Copy the data exactly as it appears, and do not include any pictures.

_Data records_
## START
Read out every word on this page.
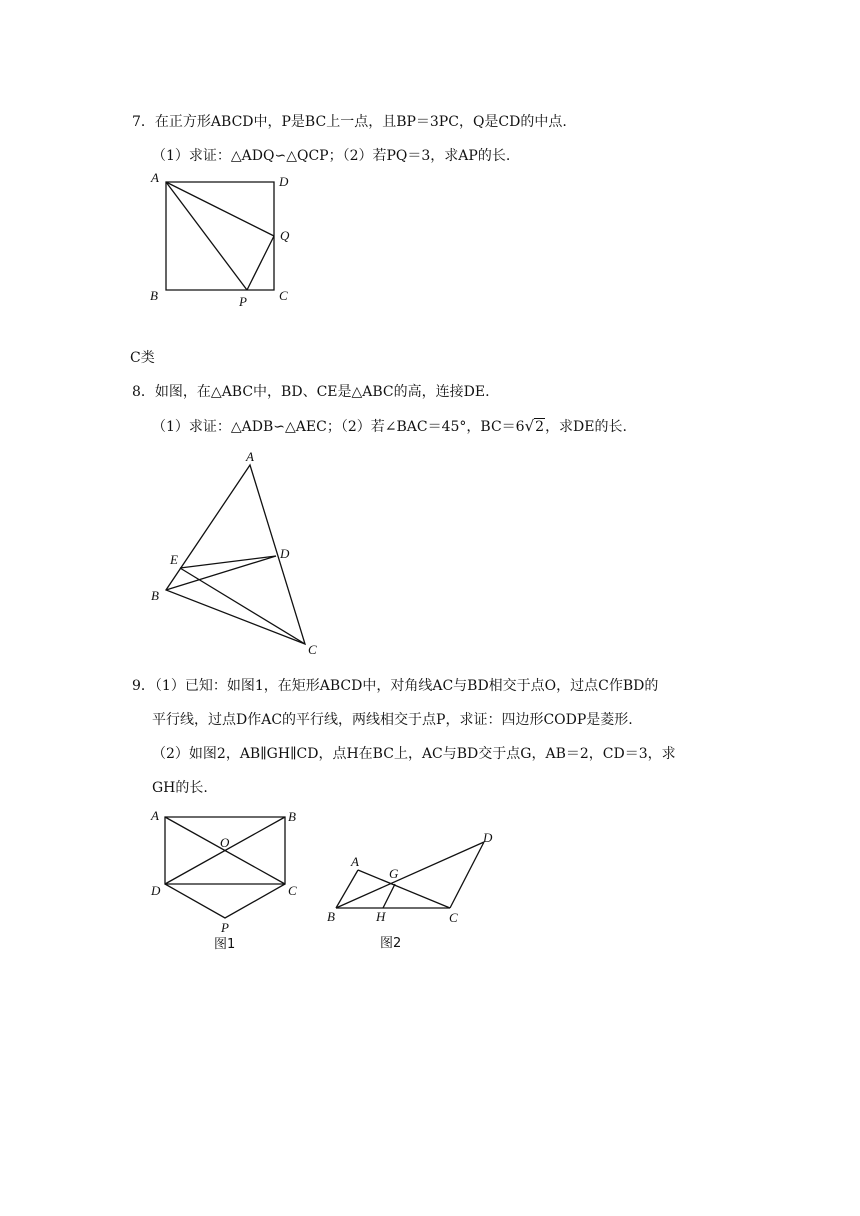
7．在正方形ABCD中，P是BC上一点，且BP＝3PC，Q是CD的中点.
（1）求证：△ADQ∽△QCP；（2）若PQ＝3，求AP的长.
A	D
Q
B	P C
C类
8．如图，在△ABC中，BD、CE是△ABC的高，连接DE.
（1）求证：△ADB∽△AEC；（2）若∠BAC＝45°，BC＝6√2，求DE的长.
A
E	D
B
C
9．（1）已知：如图1，在矩形ABCD中，对角线AC与BD相交于点O，过点C作BD的
平行线，过点D作AC的平行线，两线相交于点P，求证：四边形CODP是菱形.
（2）如图2，AB∥GH∥CD，点H在BC上，AC与BD交于点G，AB＝2，CD＝3，求
GH的长.
A	B
O
D	C
P
图1
A
G
D
B	H	C
图2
## END
_CORRECT RESPONSE_
Read out every word on this page.
7．在正方形ABCD中，P是BC上一点，且BP＝3PC，Q是CD的中点.
（1）求证：△ADQ∽△QCP；（2）若PQ＝3，求AP的长.
A	D
Q
B	P C
C类
8．如图，在△ABC中，BD、CE是△ABC的高，连接DE.
（1）求证：△ADB∽△AEC；（2）若∠BAC＝45°，BC＝6√2，求DE的长.
A
E	D
B
C
9．（1）已知：如图1，在矩形ABCD中，对角线AC与BD相交于点O，过点C作BD的
平行线，过点D作AC的平行线，两线相交于点P，求证：四边形CODP是菱形.
（2）如图2，AB∥GH∥CD，点H在BC上，AC与BD交于点G，AB＝2，CD＝3，求
GH的长.
A	B
O
D	C
P
图1
A
G
D
B	H	C
图2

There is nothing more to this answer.